[Collected data entries]

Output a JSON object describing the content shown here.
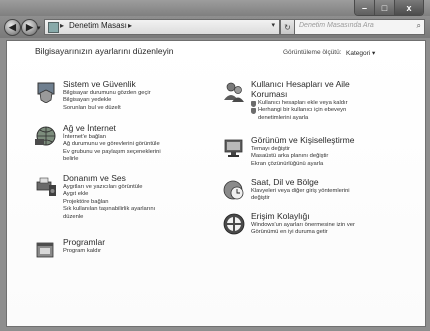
{
  "window": {
    "minimize_label": "–",
    "maximize_label": "□",
    "close_label": "x"
  },
  "nav": {
    "back_label": "◀",
    "forward_label": "▶",
    "address_separator": "▸",
    "address_text": "Denetim Masası",
    "address_trail": "▸",
    "address_dropdown": "▾",
    "refresh_glyph": "↻",
    "search_placeholder": "Denetim Masasında Ara",
    "search_glyph": "⌕"
  },
  "main": {
    "heading": "Bilgisayarınızın ayarlarını düzenleyin",
    "view_by_label": "Görüntüleme ölçütü:",
    "view_by_value": "Kategori ▾"
  },
  "left_categories": [
    {
      "title": "Sistem ve Güvenlik",
      "icon": "shield-monitor-icon",
      "links": [
        "Bilgisayar durumunu gözden geçir",
        "Bilgisayarı yedekle",
        "Sorunları bul ve düzelt"
      ]
    },
    {
      "title": "Ağ ve İnternet",
      "icon": "network-globe-icon",
      "links": [
        "İnternet'e bağlan",
        "Ağ durumunu ve görevlerini görüntüle",
        "Ev grubunu ve paylaşım seçeneklerini",
        "belirle"
      ]
    },
    {
      "title": "Donanım ve Ses",
      "icon": "printer-speaker-icon",
      "links": [
        "Aygıtları ve yazıcıları görüntüle",
        "Aygıt ekle",
        "Projektöre bağlan",
        "Sık kullanılan taşınabilirlik ayarlarını",
        "düzenle"
      ]
    },
    {
      "title": "Programlar",
      "icon": "programs-icon",
      "links": [
        "Program kaldır"
      ]
    }
  ],
  "right_categories": [
    {
      "title_line1": "Kullanıcı Hesapları ve Aile",
      "title_line2": "Koruması",
      "icon": "users-icon",
      "links": [
        "Kullanıcı hesapları ekle veya kaldır",
        "Herhangi bir kullanıcı için ebeveyn",
        "denetimlerini ayarla"
      ]
    },
    {
      "title": "Görünüm ve Kişiselleştirme",
      "icon": "display-icon",
      "links": [
        "Temayı değiştir",
        "Masaüstü arka planını değiştir",
        "Ekran çözünürlüğünü ayarla"
      ]
    },
    {
      "title": "Saat, Dil ve Bölge",
      "icon": "clock-globe-icon",
      "links": [
        "Klavyeleri veya diğer giriş yöntemlerini",
        "değiştir"
      ]
    },
    {
      "title": "Erişim Kolaylığı",
      "icon": "ease-of-access-icon",
      "links": [
        "Windows'un ayarları önermesine izin ver",
        "Görünümü en iyi duruma getir"
      ]
    }
  ]
}
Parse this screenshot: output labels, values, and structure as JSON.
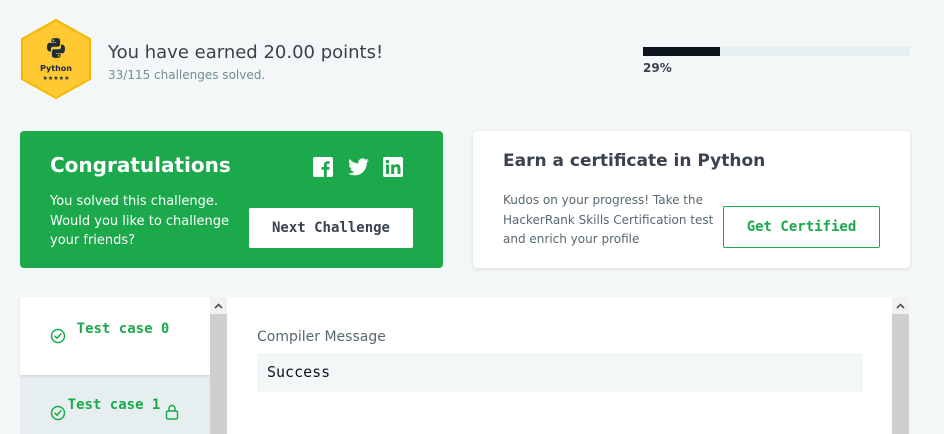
{
  "badge": {
    "language": "Python",
    "stars": "★★★★★",
    "icon": "python-logo-icon",
    "color": "#ffc933"
  },
  "points": {
    "earned_text": "You have earned 20.00 points!",
    "solved_text": "33/115 challenges solved."
  },
  "progress": {
    "percent_label": "29%",
    "fraction": 0.29
  },
  "congrats": {
    "title": "Congratulations",
    "text": "You solved this challenge. Would you like to challenge your friends?",
    "social": [
      "facebook-icon",
      "twitter-icon",
      "linkedin-icon"
    ],
    "button": "Next Challenge",
    "color": "#1ba94c"
  },
  "certificate": {
    "title": "Earn a certificate in Python",
    "text": "Kudos on your progress! Take the HackerRank Skills Certification test and enrich your profile",
    "button": "Get Certified"
  },
  "test_cases": [
    {
      "label": "Test case 0",
      "status": "passed",
      "locked": false
    },
    {
      "label": "Test case 1",
      "status": "passed",
      "locked": true
    }
  ],
  "compiler": {
    "label": "Compiler Message",
    "value": "Success"
  }
}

**What is expected**
Print the records word for word and exclude any picture they hold.

**Output below**
Output a JSON object describing the content shown here.
{
  "window": {
    "minimize_label": "–",
    "maximize_label": "□",
    "close_label": "x"
  },
  "nav": {
    "back_label": "◀",
    "forward_label": "▶",
    "address_separator": "▸",
    "address_text": "Denetim Masası",
    "address_trail": "▸",
    "address_dropdown": "▾",
    "refresh_glyph": "↻",
    "search_placeholder": "Denetim Masasında Ara",
    "search_glyph": "⌕"
  },
  "main": {
    "heading": "Bilgisayarınızın ayarlarını düzenleyin",
    "view_by_label": "Görüntüleme ölçütü:",
    "view_by_value": "Kategori ▾"
  },
  "left_categories": [
    {
      "title": "Sistem ve Güvenlik",
      "icon": "shield-monitor-icon",
      "links": [
        "Bilgisayar durumunu gözden geçir",
        "Bilgisayarı yedekle",
        "Sorunları bul ve düzelt"
      ]
    },
    {
      "title": "Ağ ve İnternet",
      "icon": "network-globe-icon",
      "links": [
        "İnternet'e bağlan",
        "Ağ durumunu ve görevlerini görüntüle",
        "Ev grubunu ve paylaşım seçeneklerini",
        "belirle"
      ]
    },
    {
      "title": "Donanım ve Ses",
      "icon": "printer-speaker-icon",
      "links": [
        "Aygıtları ve yazıcıları görüntüle",
        "Aygıt ekle",
        "Projektöre bağlan",
        "Sık kullanılan taşınabilirlik ayarlarını",
        "düzenle"
      ]
    },
    {
      "title": "Programlar",
      "icon": "programs-icon",
      "links": [
        "Program kaldır"
      ]
    }
  ],
  "right_categories": [
    {
      "title_line1": "Kullanıcı Hesapları ve Aile",
      "title_line2": "Koruması",
      "icon": "users-icon",
      "links": [
        "Kullanıcı hesapları ekle veya kaldır",
        "Herhangi bir kullanıcı için ebeveyn",
        "denetimlerini ayarla"
      ]
    },
    {
      "title": "Görünüm ve Kişiselleştirme",
      "icon": "display-icon",
      "links": [
        "Temayı değiştir",
        "Masaüstü arka planını değiştir",
        "Ekran çözünürlüğünü ayarla"
      ]
    },
    {
      "title": "Saat, Dil ve Bölge",
      "icon": "clock-globe-icon",
      "links": [
        "Klavyeleri veya diğer giriş yöntemlerini",
        "değiştir"
      ]
    },
    {
      "title": "Erişim Kolaylığı",
      "icon": "ease-of-access-icon",
      "links": [
        "Windows'un ayarları önermesine izin ver",
        "Görünümü en iyi duruma getir"
      ]
    }
  ]
}
Parse this screenshot: output labels, values, and structure as JSON.
{
  "badge": {
    "language": "Python",
    "stars": "★★★★★",
    "icon": "python-logo-icon",
    "color": "#ffc933"
  },
  "points": {
    "earned_text": "You have earned 20.00 points!",
    "solved_text": "33/115 challenges solved."
  },
  "progress": {
    "percent_label": "29%",
    "fraction": 0.29
  },
  "congrats": {
    "title": "Congratulations",
    "text": "You solved this challenge. Would you like to challenge your friends?",
    "social": [
      "facebook-icon",
      "twitter-icon",
      "linkedin-icon"
    ],
    "button": "Next Challenge",
    "color": "#1ba94c"
  },
  "certificate": {
    "title": "Earn a certificate in Python",
    "text": "Kudos on your progress! Take the HackerRank Skills Certification test and enrich your profile",
    "button": "Get Certified"
  },
  "test_cases": [
    {
      "label": "Test case 0",
      "status": "passed",
      "locked": false
    },
    {
      "label": "Test case 1",
      "status": "passed",
      "locked": true
    }
  ],
  "compiler": {
    "label": "Compiler Message",
    "value": "Success"
  }
}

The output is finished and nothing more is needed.